Task prompt ▸ Write out the part of the gut microbiome testing text below from "I work to heal" to "or probiotic supplements.)", word for word.

Exercise text ▸
Ubiome will send you an easy-to-use sample collection kit with everything you need. You then collect a very small stool sample (just enough to tint a cotton swab). Once you’ve got that, the collection kit will be sent back to uBiome (in a prepaid return mailer), and will go into processing, where licensed lab technicians will use DNA sequencing to prepare your individualized gut report.
Because it’s a medical test, SmartGut™ is also eligible for insurance coverage. (Though you’ll have to check with your insurance provider to see if it’s covered under your plan.)
While uBiome does provide you with an individual “diversity score”—as well as the option of routine microbiome monitoring—this testing primarily addresses bacteria with established links to specific conditions like inflammatory bowel disease as well as Crohn’s disease.
Considering how difficult these conditions can be to treat, this still constitutes a breakthrough, as I see it. But, that said, the SmartGut™ test isn’t necessarily going to offer all of the information you’re after when it comes to optimizing your gut health.
Other companies are starting down this path, though. And Thryve (www.thryveinside.com) is one of them.
A bigger picture with bigger possibilities
Like uBiome’s SmartGut™, Thryve’s Gut Health Test allows you to collect fecal samples at home, and then send them back to their lab for a full summary of your microbiome.
What’s great about this test is that its summary includes a Wellness Report, featuring a “wellness score” based on your gut’s composition—and more importantly, a list of areas where your microbiome is deficient. (Theoretically, this allows you to target your probiotic supplementation to get your gut back on track.)
Thryve doesn’t bill your insurance company. But at $99 a pop, it’s not prohibitively expensive, either. Even if you’re ordering the test four times a year, which the company recommends, it still adds up to less than $400 annually.
Doing so would enable you to track key compositional changes over time and compare your results to population averages. Or at least, averages based on available data. Our knowledge is still fairly limited at this point in history—and that’s probably the main shortcoming of this approach.
Is it worth it? Ultimately, that’s for you to judge. But I can certainly see why people would turn to a test like Thryve, or SmartGut™, for answers.
The proof is in the pudding
It may sound bizarre on the surface—but once the technology really takes off, this type of service could be a real game changer for many patients. The American medical establishment has little to nothing to offer someone with chronic gut issues—let alone more systemic issues with origins that are lurking in their microbiome. And it’s a travesty, really.
I work to heal every patient’s gut—either before or during treatment—for just about any condition. The two are so closely related that it would be foolish to try to accomplish one goal without addressing the other.
Of course, ask the naysayers, and they’ll tell you that it’s still too early to make recommendations regarding gut health. And while I agree with that to some extent (obviously, there’s still a lot left to learn), I’ve achieved incredible results even doing the most basic work with patients. (Like prescribing simple dietary changes or probiotic supplements.)
It’s enough to make a believer out of me—with or without clear “evidence.” Because to me, the only thing that matters is whether my patient truly feels better—from the inside-out.
In almost 25 years of clinical practice, I’ve seen the power of dietary interventions and probiotics for many illnesses. All with minimal adverse effects. And last I checked, that was still medicine’s prime directive—first, do no harm.
In short, I’ll be keeping an eye on microbiome profiling—and reporting on any new developments in this field when I hear about them.

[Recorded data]
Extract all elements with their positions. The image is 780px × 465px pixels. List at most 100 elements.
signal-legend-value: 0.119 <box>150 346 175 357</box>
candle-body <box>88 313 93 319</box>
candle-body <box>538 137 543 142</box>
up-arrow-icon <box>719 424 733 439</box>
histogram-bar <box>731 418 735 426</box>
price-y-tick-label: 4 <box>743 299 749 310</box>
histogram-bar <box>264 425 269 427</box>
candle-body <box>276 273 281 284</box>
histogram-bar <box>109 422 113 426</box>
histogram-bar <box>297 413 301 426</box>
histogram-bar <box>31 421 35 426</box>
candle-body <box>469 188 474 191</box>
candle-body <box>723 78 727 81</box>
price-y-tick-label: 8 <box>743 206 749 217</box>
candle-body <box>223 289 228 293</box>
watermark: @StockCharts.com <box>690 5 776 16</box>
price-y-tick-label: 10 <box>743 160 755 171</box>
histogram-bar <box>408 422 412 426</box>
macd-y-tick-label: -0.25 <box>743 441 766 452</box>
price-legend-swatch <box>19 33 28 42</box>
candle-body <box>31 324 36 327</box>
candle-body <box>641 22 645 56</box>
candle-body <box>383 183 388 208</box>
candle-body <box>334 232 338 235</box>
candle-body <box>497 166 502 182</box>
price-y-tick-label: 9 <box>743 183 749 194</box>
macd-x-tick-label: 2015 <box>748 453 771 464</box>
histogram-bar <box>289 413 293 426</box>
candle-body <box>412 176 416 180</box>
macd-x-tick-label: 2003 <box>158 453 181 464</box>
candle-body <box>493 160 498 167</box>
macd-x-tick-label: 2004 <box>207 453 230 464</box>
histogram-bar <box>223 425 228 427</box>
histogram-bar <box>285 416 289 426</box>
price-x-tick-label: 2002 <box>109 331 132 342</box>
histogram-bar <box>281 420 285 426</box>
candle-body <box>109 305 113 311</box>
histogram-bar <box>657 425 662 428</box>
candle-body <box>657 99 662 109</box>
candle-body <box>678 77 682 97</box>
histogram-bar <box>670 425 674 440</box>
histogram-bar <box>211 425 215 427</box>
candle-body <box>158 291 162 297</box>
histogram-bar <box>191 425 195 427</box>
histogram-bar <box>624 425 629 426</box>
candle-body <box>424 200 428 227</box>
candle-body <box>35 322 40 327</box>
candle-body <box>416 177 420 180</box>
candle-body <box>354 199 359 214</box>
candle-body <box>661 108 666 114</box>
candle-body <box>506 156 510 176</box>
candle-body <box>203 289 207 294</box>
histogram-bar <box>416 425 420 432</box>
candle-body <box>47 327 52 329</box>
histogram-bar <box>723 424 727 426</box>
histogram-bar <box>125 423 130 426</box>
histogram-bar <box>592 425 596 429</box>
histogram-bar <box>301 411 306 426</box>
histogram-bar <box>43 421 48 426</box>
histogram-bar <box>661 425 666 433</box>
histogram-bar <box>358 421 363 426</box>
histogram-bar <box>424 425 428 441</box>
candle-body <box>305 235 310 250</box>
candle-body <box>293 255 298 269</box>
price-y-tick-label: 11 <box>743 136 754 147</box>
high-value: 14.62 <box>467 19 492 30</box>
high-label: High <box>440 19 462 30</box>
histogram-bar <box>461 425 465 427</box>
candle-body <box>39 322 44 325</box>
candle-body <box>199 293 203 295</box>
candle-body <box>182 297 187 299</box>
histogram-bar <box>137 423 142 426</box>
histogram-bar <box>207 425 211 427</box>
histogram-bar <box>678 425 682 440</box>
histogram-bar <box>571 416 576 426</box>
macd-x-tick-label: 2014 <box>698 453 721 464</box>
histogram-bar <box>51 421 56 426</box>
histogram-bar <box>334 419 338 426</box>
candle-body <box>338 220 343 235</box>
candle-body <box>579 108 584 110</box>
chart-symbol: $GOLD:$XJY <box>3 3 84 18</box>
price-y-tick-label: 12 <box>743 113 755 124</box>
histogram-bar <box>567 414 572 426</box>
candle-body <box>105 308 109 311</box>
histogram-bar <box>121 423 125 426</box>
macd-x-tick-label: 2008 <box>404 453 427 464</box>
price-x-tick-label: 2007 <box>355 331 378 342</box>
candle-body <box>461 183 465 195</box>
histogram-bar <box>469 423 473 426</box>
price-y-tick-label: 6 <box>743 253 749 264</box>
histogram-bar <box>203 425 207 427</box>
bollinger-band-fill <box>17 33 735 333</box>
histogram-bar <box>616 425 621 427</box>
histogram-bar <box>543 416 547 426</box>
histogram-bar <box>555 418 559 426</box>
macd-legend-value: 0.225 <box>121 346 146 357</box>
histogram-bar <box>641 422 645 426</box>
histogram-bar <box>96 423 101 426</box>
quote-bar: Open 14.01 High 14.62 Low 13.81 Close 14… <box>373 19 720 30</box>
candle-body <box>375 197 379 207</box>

Solution for this task ▸
I work to heal every patient’s gut—either before or during treatment—for just about any condition. The two are so closely related that it would be foolish to try to accomplish one goal without addressing the other.
Of course, ask the naysayers, and they’ll tell you that it’s still too early to make recommendations regarding gut health. And while I agree with that to some extent (obviously, there’s still a lot left to learn), I’ve achieved incredible results even doing the most basic work with patients. (Like prescribing simple dietary changes or probiotic supplements.)